[Extracted information]
--- Start ---
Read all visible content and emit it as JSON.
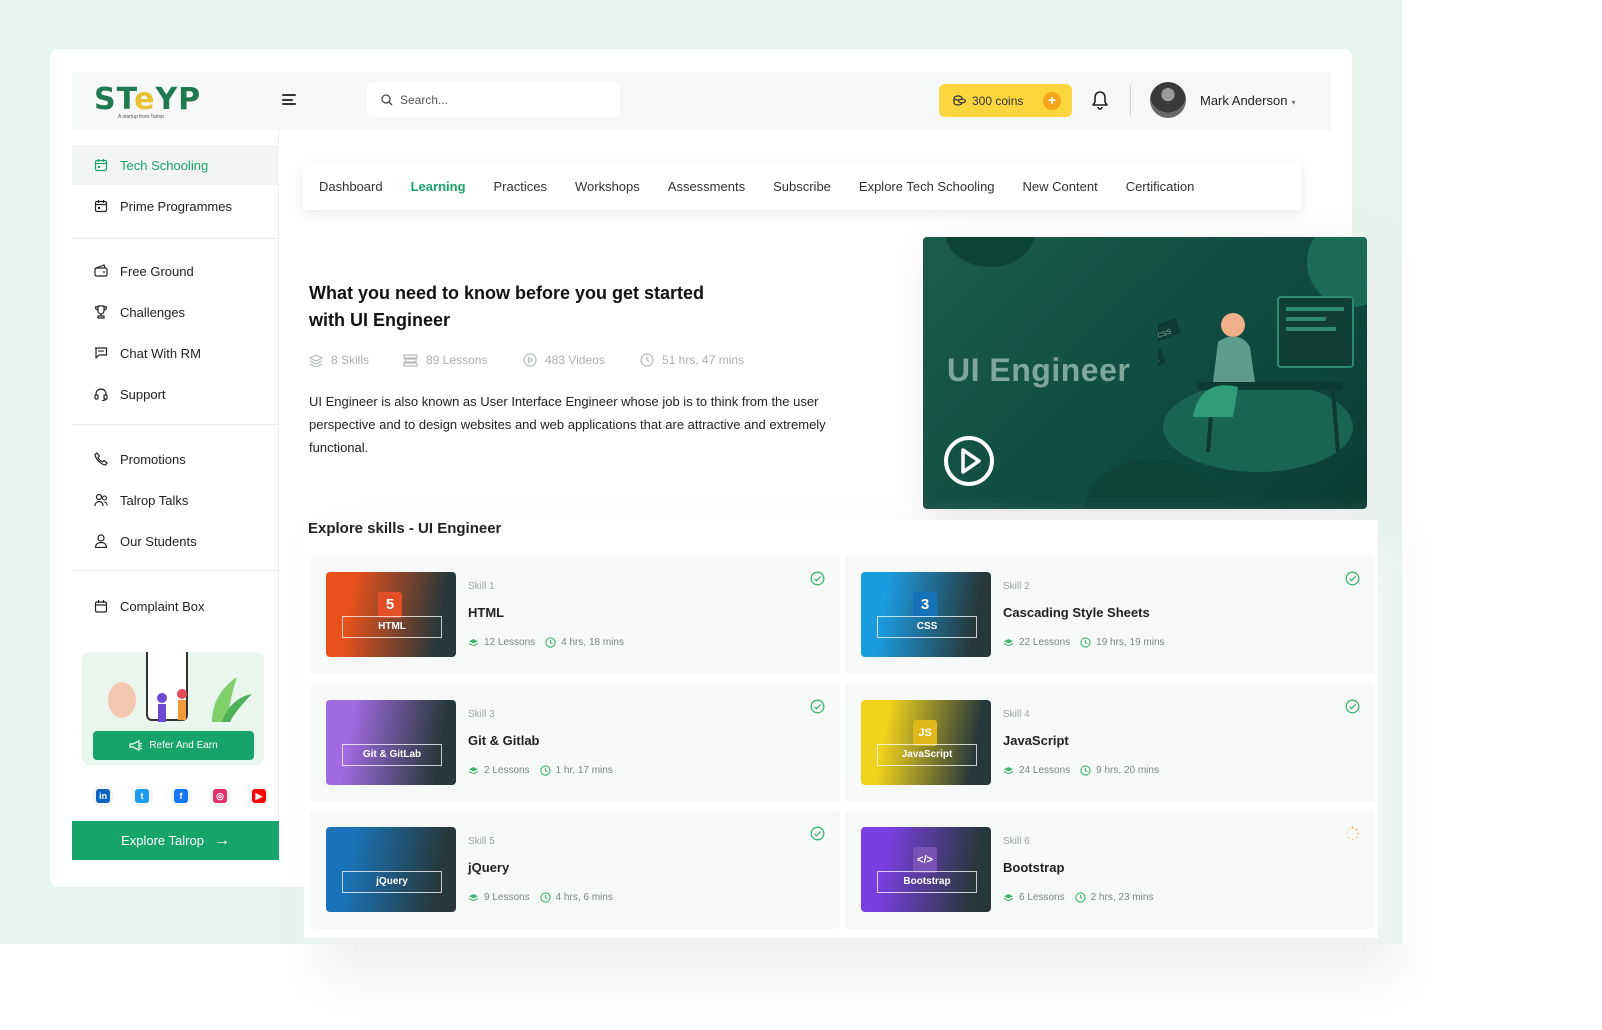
{
  "logo": {
    "brand_a": "ST",
    "brand_e": "e",
    "brand_b": "YP",
    "tagline": "A startup from Talrop"
  },
  "search": {
    "placeholder": "Search..."
  },
  "coins": {
    "label": "300 coins",
    "plus": "+"
  },
  "user": {
    "name": "Mark Anderson",
    "caret": "▾"
  },
  "sidebar": {
    "items": [
      {
        "label": "Tech Schooling",
        "icon": "calendar-icon",
        "active": true
      },
      {
        "label": "Prime Programmes",
        "icon": "calendar-icon"
      },
      {
        "label": "Free Ground",
        "icon": "wallet-icon"
      },
      {
        "label": "Challenges",
        "icon": "trophy-icon"
      },
      {
        "label": "Chat With RM",
        "icon": "chat-icon"
      },
      {
        "label": "Support",
        "icon": "headset-icon"
      },
      {
        "label": "Promotions",
        "icon": "phone-icon"
      },
      {
        "label": "Talrop Talks",
        "icon": "users-icon"
      },
      {
        "label": "Our Students",
        "icon": "user-icon"
      },
      {
        "label": "Complaint Box",
        "icon": "box-icon"
      }
    ],
    "refer_label": "Refer And Earn",
    "explore_label": "Explore Talrop",
    "explore_arrow": "→",
    "social": [
      {
        "name": "linkedin-icon",
        "glyph": "in",
        "color": "#0a66c2"
      },
      {
        "name": "twitter-icon",
        "glyph": "t",
        "color": "#1d9bf0"
      },
      {
        "name": "facebook-icon",
        "glyph": "f",
        "color": "#1877f2"
      },
      {
        "name": "instagram-icon",
        "glyph": "◎",
        "color": "#e1306c"
      },
      {
        "name": "youtube-icon",
        "glyph": "▶",
        "color": "#ff0000"
      }
    ]
  },
  "tabs": [
    "Dashboard",
    "Learning",
    "Practices",
    "Workshops",
    "Assessments",
    "Subscribe",
    "Explore Tech Schooling",
    "New Content",
    "Certification"
  ],
  "active_tab": "Learning",
  "intro": {
    "title": "What you need to know before you get started with UI Engineer",
    "skills": "8 Skills",
    "lessons": "89 Lessons",
    "videos": "483 Videos",
    "duration": "51 hrs, 47 mins",
    "description": "UI Engineer is also known as User Interface Engineer whose job is to think from the user perspective and to design websites and web applications that are attractive and extremely functional."
  },
  "video": {
    "title": "UI Engineer"
  },
  "skills_heading": "Explore skills - UI Engineer",
  "skills": [
    {
      "num": "Skill 1",
      "name": "HTML",
      "thumb_label": "HTML",
      "badge": "5",
      "lessons": "12 Lessons",
      "duration": "4 hrs, 18 mins",
      "status": "complete",
      "color": "#e8511c",
      "badge_color": "#e34f26"
    },
    {
      "num": "Skill 2",
      "name": "Cascading Style Sheets",
      "thumb_label": "CSS",
      "badge": "3",
      "lessons": "22 Lessons",
      "duration": "19 hrs, 19 mins",
      "status": "complete",
      "color": "#1b9be0",
      "badge_color": "#1572b6"
    },
    {
      "num": "Skill 3",
      "name": "Git & Gitlab",
      "thumb_label": "Git & GitLab",
      "badge": "",
      "lessons": "2 Lessons",
      "duration": "1 hr, 17 mins",
      "status": "complete",
      "color": "#a06ae0",
      "badge_color": "#fc6d26"
    },
    {
      "num": "Skill 4",
      "name": "JavaScript",
      "thumb_label": "JavaScript",
      "badge": "JS",
      "lessons": "24 Lessons",
      "duration": "9 hrs, 20 mins",
      "status": "complete",
      "color": "#f0d21c",
      "badge_color": "#e0b81a"
    },
    {
      "num": "Skill 5",
      "name": "jQuery",
      "thumb_label": "jQuery",
      "badge": "",
      "lessons": "9 Lessons",
      "duration": "4 hrs, 6 mins",
      "status": "complete",
      "color": "#1a73b8",
      "badge_color": "#0769ad"
    },
    {
      "num": "Skill 6",
      "name": "Bootstrap",
      "thumb_label": "Bootstrap",
      "badge": "</>",
      "lessons": "6 Lessons",
      "duration": "2 hrs, 23 mins",
      "status": "in-progress",
      "color": "#7a3fe0",
      "badge_color": "#7952b3"
    }
  ],
  "colors": {
    "accent": "#17a46a",
    "coin": "#fbd63f",
    "sidebar_active_bg": "#f3f4f4"
  }
}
--- End ---
[Task description] Which lines contain the word "from"? Copy each one.

[Answer to the exercise]
    "tagline": "A startup from Talrop"
    "description": "UI Engineer is also known as User Interface Engineer whose job is to think from the user perspective and to design websites and web applications that are attractive and extremely functional."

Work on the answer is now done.